▶ [Task goal]: Scan the data beneath this task and copy each line that includes "JSON".

[Rows from a figure dataset]
□ □ □ □
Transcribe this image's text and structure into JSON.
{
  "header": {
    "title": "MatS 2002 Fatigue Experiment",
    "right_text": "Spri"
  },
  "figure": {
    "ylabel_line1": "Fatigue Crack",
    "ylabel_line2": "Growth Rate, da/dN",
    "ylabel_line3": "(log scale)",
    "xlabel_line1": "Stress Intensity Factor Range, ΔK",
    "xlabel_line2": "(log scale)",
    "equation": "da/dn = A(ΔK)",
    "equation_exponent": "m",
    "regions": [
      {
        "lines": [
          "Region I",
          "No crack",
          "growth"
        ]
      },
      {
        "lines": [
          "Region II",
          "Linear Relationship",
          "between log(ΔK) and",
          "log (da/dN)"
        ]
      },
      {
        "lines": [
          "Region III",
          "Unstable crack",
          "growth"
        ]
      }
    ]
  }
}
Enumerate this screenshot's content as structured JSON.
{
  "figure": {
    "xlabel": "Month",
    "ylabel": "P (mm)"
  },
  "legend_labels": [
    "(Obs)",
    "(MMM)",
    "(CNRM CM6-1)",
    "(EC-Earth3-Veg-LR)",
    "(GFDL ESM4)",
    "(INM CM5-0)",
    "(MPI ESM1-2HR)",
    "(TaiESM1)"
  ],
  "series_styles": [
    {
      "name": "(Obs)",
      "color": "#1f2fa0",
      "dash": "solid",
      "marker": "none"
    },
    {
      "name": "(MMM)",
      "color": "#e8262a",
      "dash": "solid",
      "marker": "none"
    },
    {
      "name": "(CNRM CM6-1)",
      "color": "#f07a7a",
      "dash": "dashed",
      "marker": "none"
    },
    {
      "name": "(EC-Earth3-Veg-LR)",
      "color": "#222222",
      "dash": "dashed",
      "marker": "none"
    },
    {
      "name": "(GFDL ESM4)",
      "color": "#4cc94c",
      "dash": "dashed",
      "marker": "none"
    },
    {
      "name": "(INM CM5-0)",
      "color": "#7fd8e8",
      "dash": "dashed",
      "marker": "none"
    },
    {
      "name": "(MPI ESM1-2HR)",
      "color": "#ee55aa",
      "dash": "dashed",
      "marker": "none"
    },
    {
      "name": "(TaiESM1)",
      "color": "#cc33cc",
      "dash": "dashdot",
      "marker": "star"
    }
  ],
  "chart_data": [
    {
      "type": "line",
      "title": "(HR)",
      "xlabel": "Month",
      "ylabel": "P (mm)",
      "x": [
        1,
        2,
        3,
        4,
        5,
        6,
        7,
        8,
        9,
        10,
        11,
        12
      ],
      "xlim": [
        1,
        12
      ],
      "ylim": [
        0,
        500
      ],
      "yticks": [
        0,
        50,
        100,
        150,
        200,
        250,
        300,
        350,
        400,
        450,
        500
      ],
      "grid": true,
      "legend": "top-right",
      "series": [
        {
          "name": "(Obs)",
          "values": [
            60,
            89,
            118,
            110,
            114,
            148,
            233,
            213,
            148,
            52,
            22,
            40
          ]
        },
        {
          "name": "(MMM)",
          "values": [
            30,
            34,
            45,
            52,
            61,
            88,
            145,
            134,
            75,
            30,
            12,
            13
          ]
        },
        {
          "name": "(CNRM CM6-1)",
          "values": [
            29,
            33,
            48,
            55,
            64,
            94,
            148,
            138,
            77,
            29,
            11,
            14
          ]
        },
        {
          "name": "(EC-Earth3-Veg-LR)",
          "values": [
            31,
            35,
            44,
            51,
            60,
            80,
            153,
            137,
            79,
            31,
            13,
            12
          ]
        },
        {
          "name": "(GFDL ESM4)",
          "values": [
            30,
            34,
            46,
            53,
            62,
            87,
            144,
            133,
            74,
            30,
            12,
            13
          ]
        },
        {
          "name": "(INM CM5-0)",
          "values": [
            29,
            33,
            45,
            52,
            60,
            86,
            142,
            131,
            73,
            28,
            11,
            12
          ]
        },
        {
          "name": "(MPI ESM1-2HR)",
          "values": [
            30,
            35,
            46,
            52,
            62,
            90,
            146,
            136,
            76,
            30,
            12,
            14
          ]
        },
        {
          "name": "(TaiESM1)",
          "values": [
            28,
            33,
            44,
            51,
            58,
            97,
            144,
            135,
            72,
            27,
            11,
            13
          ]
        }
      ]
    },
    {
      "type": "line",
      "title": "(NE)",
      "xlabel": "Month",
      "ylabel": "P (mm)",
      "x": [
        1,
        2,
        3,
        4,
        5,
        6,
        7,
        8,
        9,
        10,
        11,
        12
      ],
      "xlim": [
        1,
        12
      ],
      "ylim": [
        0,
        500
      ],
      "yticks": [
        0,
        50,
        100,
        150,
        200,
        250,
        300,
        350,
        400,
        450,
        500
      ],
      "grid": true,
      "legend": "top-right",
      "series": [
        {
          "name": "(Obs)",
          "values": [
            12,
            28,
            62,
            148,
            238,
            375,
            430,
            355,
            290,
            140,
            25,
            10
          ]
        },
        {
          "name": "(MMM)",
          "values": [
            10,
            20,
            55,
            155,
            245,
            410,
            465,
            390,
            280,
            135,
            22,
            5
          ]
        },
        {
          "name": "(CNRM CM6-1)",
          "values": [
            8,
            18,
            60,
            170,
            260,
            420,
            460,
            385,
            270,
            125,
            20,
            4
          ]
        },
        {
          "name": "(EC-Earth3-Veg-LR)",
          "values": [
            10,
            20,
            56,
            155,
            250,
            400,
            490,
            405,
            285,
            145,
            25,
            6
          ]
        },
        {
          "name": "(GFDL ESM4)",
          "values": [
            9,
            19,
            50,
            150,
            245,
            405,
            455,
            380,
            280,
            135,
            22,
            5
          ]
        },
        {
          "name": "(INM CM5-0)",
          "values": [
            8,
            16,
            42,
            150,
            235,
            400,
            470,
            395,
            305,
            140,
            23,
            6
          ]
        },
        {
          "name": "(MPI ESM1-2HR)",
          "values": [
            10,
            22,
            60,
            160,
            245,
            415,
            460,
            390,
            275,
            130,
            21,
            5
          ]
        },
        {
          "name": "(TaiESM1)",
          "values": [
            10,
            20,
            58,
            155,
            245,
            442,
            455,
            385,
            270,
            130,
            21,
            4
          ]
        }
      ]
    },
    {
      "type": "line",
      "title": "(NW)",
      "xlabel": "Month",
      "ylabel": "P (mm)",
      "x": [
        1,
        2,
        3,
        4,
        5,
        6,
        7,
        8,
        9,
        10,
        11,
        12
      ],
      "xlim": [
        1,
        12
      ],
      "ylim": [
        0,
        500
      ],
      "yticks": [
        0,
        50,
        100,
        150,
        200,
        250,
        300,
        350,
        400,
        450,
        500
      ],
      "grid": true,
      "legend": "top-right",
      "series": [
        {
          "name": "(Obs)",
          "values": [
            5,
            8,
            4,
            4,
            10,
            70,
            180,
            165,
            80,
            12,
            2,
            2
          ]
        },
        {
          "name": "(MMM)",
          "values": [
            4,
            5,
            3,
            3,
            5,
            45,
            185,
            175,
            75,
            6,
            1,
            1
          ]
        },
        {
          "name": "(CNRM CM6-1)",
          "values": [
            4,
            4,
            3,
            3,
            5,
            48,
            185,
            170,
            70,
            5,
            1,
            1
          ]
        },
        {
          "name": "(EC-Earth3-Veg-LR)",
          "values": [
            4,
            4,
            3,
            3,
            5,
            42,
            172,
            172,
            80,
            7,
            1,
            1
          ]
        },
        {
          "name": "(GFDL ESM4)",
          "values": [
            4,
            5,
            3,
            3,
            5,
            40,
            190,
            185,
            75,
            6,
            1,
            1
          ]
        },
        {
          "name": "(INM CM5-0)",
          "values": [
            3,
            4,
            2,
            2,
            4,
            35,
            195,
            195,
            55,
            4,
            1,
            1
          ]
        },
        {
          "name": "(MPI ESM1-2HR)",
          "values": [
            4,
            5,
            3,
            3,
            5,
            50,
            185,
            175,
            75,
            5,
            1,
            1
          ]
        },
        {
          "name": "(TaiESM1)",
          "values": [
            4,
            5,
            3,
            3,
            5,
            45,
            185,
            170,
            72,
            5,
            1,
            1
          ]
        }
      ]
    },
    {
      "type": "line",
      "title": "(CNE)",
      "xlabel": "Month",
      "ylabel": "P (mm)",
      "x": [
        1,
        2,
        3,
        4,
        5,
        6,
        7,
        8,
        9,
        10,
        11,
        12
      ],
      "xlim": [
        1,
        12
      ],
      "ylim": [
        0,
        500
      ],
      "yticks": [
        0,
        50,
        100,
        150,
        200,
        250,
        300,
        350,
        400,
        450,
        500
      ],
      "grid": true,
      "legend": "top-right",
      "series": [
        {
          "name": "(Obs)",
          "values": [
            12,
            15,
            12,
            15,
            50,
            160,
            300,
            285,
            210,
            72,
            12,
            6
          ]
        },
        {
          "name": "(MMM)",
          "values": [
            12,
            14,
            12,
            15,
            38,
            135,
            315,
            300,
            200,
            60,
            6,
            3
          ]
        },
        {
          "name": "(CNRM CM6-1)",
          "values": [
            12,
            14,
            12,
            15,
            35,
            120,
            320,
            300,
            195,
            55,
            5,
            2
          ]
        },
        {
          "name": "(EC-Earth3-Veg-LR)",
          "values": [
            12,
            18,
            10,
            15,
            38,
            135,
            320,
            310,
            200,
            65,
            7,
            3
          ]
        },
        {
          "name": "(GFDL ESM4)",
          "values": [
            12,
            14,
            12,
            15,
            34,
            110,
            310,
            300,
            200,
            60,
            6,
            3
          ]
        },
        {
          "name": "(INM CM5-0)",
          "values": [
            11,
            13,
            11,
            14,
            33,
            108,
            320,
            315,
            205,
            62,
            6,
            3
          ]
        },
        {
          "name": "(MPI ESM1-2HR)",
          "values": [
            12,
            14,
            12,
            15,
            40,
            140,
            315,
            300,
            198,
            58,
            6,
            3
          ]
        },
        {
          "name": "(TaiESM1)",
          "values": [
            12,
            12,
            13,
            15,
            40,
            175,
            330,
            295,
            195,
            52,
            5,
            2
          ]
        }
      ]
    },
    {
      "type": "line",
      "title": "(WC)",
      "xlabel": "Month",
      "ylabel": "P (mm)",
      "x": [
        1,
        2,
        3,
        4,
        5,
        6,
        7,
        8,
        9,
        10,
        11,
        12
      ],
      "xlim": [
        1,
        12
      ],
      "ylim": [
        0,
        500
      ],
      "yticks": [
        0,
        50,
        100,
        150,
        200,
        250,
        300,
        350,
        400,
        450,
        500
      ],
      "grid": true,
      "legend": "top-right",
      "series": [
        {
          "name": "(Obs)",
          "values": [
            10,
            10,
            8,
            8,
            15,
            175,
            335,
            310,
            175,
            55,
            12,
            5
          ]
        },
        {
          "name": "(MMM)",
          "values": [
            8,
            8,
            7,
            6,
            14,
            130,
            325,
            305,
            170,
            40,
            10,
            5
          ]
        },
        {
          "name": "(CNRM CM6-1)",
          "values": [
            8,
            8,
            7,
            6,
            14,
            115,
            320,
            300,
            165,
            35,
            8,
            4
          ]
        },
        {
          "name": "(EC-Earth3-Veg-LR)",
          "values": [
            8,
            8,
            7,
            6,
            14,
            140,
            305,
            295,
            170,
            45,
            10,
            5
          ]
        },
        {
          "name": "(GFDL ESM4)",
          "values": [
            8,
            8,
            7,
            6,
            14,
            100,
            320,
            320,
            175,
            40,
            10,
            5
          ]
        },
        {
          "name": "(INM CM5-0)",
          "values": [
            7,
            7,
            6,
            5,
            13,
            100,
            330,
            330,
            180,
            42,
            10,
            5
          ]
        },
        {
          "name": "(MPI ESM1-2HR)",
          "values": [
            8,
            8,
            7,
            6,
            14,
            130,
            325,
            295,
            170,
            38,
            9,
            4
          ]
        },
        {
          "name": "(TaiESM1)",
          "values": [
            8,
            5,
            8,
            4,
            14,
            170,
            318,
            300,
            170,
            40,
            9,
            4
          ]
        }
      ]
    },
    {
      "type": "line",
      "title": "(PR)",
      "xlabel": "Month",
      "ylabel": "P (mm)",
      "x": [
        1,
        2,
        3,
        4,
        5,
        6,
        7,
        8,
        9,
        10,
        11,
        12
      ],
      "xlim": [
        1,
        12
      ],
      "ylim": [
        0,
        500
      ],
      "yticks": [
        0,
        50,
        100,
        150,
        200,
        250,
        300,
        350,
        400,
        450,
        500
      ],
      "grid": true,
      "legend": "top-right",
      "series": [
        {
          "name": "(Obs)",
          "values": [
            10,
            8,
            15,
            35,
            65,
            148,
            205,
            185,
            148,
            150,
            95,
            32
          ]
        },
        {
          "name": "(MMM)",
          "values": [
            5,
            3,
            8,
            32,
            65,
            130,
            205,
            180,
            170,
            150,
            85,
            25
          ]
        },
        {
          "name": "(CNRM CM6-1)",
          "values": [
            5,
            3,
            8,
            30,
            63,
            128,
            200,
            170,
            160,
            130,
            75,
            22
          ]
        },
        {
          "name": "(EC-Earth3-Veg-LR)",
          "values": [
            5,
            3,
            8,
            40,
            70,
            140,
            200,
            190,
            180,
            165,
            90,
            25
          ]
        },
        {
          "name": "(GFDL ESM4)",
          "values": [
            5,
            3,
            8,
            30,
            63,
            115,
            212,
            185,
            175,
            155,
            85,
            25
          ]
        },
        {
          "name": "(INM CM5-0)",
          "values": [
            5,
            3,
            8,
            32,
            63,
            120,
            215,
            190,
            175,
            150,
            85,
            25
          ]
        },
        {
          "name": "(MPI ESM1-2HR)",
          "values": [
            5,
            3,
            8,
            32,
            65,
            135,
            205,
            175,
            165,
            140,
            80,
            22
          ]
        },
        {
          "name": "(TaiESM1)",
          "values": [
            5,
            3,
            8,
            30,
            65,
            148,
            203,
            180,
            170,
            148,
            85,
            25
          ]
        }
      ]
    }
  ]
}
□ □ □ □
▶ [Final answer]:
Transcribe this image's text and structure into JSON.
Enumerate this screenshot's content as structured JSON.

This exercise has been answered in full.